▶ Set problem: Return all the entries exactly, keeping pictures out.

▶ Material shown:

-- start --

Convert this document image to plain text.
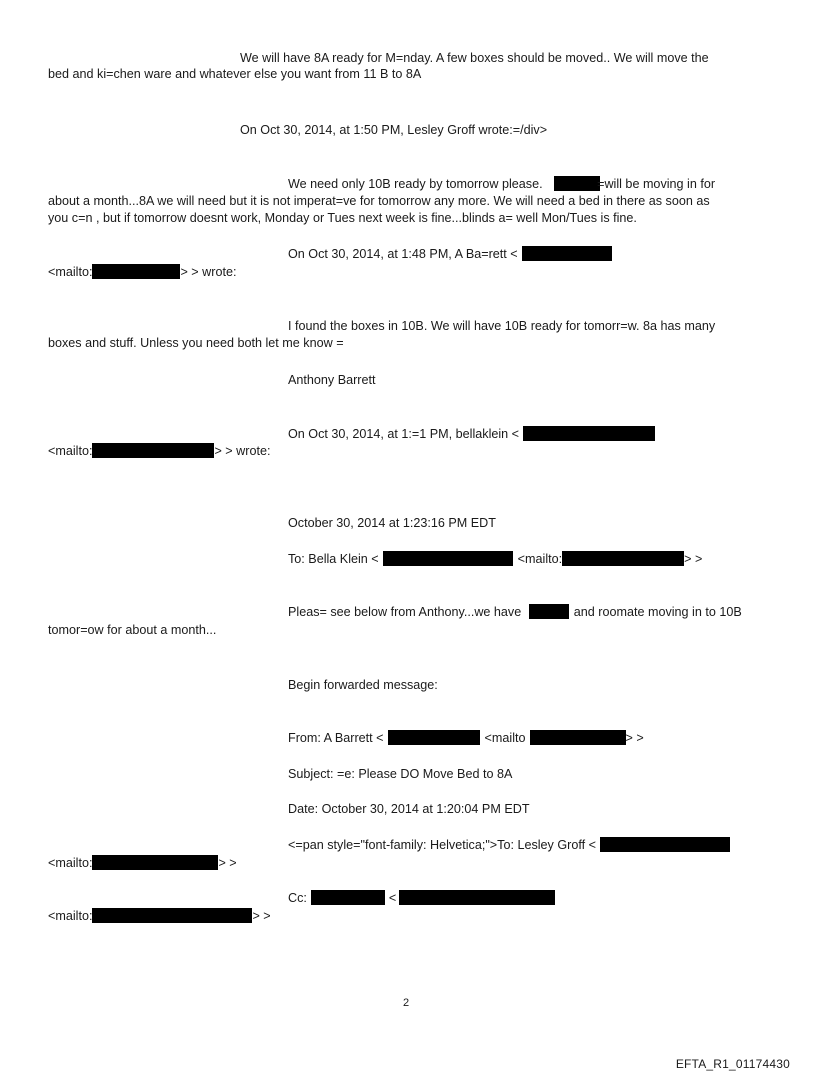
We will have 8A ready for M=nday. A few boxes should be moved.. We will move the
bed and ki=chen ware and whatever else you want from 11 B to 8A
On Oct 30, 2014, at 1:50 PM, Lesley Groff wrote:=/div>
We need only 10B ready by tomorrow please.	=will be moving in for
about a month...8A we will need but it is not imperat=ve for tomorrow any more. We will need a bed in there as soon as
you c=n , but if tomorrow doesnt work, Monday or Tues next week is fine...blinds a= well Mon/Tues is fine.
On Oct 30, 2014, at 1:48 PM, A Ba=rett <
<mailto:	> > wrote:
I found the boxes in 10B. We will have 10B ready for tomorr=w. 8a has many
boxes and stuff. Unless you need both let me know =
Anthony Barrett
On Oct 30, 2014, at 1:=1 PM, bellaklein <
<mailto:	> > wrote:
October 30, 2014 at 1:23:16 PM EDT
To: Bella Klein <	<mailto:	> >
Pleas= see below from Anthony...we have	and roomate moving in to 10B
tomor=ow for about a month...
Begin forwarded message:
From: A Barrett <	<mailto	> >
Subject: =e: Please DO Move Bed to 8A
Date: October 30, 2014 at 1:20:04 PM EDT
<=pan style="font-family: Helvetica;">To: Lesley Groff <
<mailto:	> >
Cc:	<
<mailto:	> >
2
EFTA_R1_01174430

-- end --

▶ Solved exercise:
Convert this document image to plain text.
We will have 8A ready for M=nday. A few boxes should be moved.. We will move the
bed and ki=chen ware and whatever else you want from 11 B to 8A
On Oct 30, 2014, at 1:50 PM, Lesley Groff wrote:=/div>
We need only 10B ready by tomorrow please.	=will be moving in for
about a month...8A we will need but it is not imperat=ve for tomorrow any more. We will need a bed in there as soon as
you c=n , but if tomorrow doesnt work, Monday or Tues next week is fine...blinds a= well Mon/Tues is fine.
On Oct 30, 2014, at 1:48 PM, A Ba=rett <
<mailto:	> > wrote:
I found the boxes in 10B. We will have 10B ready for tomorr=w. 8a has many
boxes and stuff. Unless you need both let me know =
Anthony Barrett
On Oct 30, 2014, at 1:=1 PM, bellaklein <
<mailto:	> > wrote:
October 30, 2014 at 1:23:16 PM EDT
To: Bella Klein <	<mailto:	> >
Pleas= see below from Anthony...we have	and roomate moving in to 10B
tomor=ow for about a month...
Begin forwarded message:
From: A Barrett <	<mailto	> >
Subject: =e: Please DO Move Bed to 8A
Date: October 30, 2014 at 1:20:04 PM EDT
<=pan style="font-family: Helvetica;">To: Lesley Groff <
<mailto:	> >
Cc:	<
<mailto:	> >
2
EFTA_R1_01174430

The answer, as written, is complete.